• [EXERCISE REQUIREMENTS]
Exact copies of all the entries are required, and no pictures should appear in them.
=== INPUT DATA ===
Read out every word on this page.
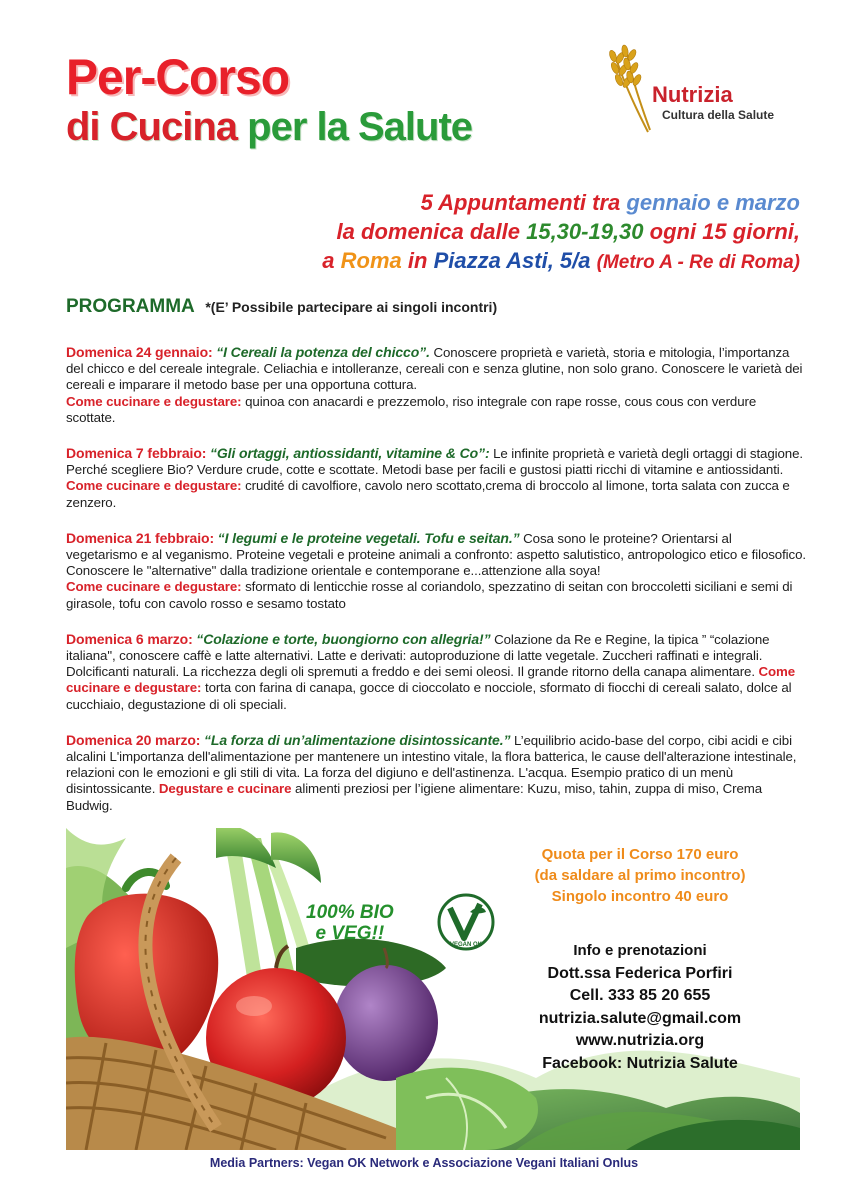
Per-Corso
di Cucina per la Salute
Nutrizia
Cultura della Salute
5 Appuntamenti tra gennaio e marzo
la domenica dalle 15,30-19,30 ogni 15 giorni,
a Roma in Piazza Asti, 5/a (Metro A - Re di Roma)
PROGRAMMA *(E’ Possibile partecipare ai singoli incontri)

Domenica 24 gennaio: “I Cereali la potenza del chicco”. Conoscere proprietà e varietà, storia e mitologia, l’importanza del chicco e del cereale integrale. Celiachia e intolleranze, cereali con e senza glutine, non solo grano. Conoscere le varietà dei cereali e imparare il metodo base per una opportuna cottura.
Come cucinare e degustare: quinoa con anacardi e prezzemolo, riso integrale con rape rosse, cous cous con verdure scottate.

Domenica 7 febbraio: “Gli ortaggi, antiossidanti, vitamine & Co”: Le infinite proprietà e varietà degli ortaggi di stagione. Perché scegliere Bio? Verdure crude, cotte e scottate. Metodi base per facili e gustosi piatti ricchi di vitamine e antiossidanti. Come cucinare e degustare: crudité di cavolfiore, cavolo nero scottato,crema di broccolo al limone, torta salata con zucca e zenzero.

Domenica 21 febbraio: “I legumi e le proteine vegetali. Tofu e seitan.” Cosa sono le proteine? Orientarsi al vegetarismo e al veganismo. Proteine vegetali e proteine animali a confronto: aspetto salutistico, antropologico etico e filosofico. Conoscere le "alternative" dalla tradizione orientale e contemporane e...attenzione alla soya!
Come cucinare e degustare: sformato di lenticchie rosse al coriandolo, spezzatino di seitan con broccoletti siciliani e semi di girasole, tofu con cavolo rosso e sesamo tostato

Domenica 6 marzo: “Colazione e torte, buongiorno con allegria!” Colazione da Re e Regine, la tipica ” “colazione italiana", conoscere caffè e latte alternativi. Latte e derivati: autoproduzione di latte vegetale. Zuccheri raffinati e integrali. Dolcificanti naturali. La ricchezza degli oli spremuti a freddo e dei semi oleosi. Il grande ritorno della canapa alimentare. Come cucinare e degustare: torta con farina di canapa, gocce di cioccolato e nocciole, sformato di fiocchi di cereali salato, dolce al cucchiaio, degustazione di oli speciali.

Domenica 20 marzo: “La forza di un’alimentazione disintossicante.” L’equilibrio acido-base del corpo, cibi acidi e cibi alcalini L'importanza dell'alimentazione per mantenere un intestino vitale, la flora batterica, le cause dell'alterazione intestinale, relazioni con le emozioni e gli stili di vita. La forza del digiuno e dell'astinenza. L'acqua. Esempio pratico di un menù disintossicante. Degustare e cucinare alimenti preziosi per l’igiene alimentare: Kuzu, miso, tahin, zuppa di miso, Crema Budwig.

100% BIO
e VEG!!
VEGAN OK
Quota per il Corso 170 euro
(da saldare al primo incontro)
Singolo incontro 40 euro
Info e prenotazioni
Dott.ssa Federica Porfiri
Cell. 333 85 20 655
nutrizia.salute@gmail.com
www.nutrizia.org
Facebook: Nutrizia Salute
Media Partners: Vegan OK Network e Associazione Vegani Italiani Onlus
===
• [ANSWER FOR THIS EXERCISE]
Read out every word on this page.
Per-Corso
di Cucina per la Salute
Nutrizia
Cultura della Salute
5 Appuntamenti tra gennaio e marzo
la domenica dalle 15,30-19,30 ogni 15 giorni,
a Roma in Piazza Asti, 5/a (Metro A - Re di Roma)
PROGRAMMA *(E’ Possibile partecipare ai singoli incontri)

Domenica 24 gennaio: “I Cereali la potenza del chicco”. Conoscere proprietà e varietà, storia e mitologia, l’importanza del chicco e del cereale integrale. Celiachia e intolleranze, cereali con e senza glutine, non solo grano. Conoscere le varietà dei cereali e imparare il metodo base per una opportuna cottura.
Come cucinare e degustare: quinoa con anacardi e prezzemolo, riso integrale con rape rosse, cous cous con verdure scottate.

Domenica 7 febbraio: “Gli ortaggi, antiossidanti, vitamine & Co”: Le infinite proprietà e varietà degli ortaggi di stagione. Perché scegliere Bio? Verdure crude, cotte e scottate. Metodi base per facili e gustosi piatti ricchi di vitamine e antiossidanti. Come cucinare e degustare: crudité di cavolfiore, cavolo nero scottato,crema di broccolo al limone, torta salata con zucca e zenzero.

Domenica 21 febbraio: “I legumi e le proteine vegetali. Tofu e seitan.” Cosa sono le proteine? Orientarsi al vegetarismo e al veganismo. Proteine vegetali e proteine animali a confronto: aspetto salutistico, antropologico etico e filosofico. Conoscere le "alternative" dalla tradizione orientale e contemporane e...attenzione alla soya!
Come cucinare e degustare: sformato di lenticchie rosse al coriandolo, spezzatino di seitan con broccoletti siciliani e semi di girasole, tofu con cavolo rosso e sesamo tostato

Domenica 6 marzo: “Colazione e torte, buongiorno con allegria!” Colazione da Re e Regine, la tipica ” “colazione italiana", conoscere caffè e latte alternativi. Latte e derivati: autoproduzione di latte vegetale. Zuccheri raffinati e integrali. Dolcificanti naturali. La ricchezza degli oli spremuti a freddo e dei semi oleosi. Il grande ritorno della canapa alimentare. Come cucinare e degustare: torta con farina di canapa, gocce di cioccolato e nocciole, sformato di fiocchi di cereali salato, dolce al cucchiaio, degustazione di oli speciali.

Domenica 20 marzo: “La forza di un’alimentazione disintossicante.” L’equilibrio acido-base del corpo, cibi acidi e cibi alcalini L'importanza dell'alimentazione per mantenere un intestino vitale, la flora batterica, le cause dell'alterazione intestinale, relazioni con le emozioni e gli stili di vita. La forza del digiuno e dell'astinenza. L'acqua. Esempio pratico di un menù disintossicante. Degustare e cucinare alimenti preziosi per l’igiene alimentare: Kuzu, miso, tahin, zuppa di miso, Crema Budwig.

100% BIO
e VEG!!
VEGAN OK
Quota per il Corso 170 euro
(da saldare al primo incontro)
Singolo incontro 40 euro
Info e prenotazioni
Dott.ssa Federica Porfiri
Cell. 333 85 20 655
nutrizia.salute@gmail.com
www.nutrizia.org
Facebook: Nutrizia Salute
Media Partners: Vegan OK Network e Associazione Vegani Italiani Onlus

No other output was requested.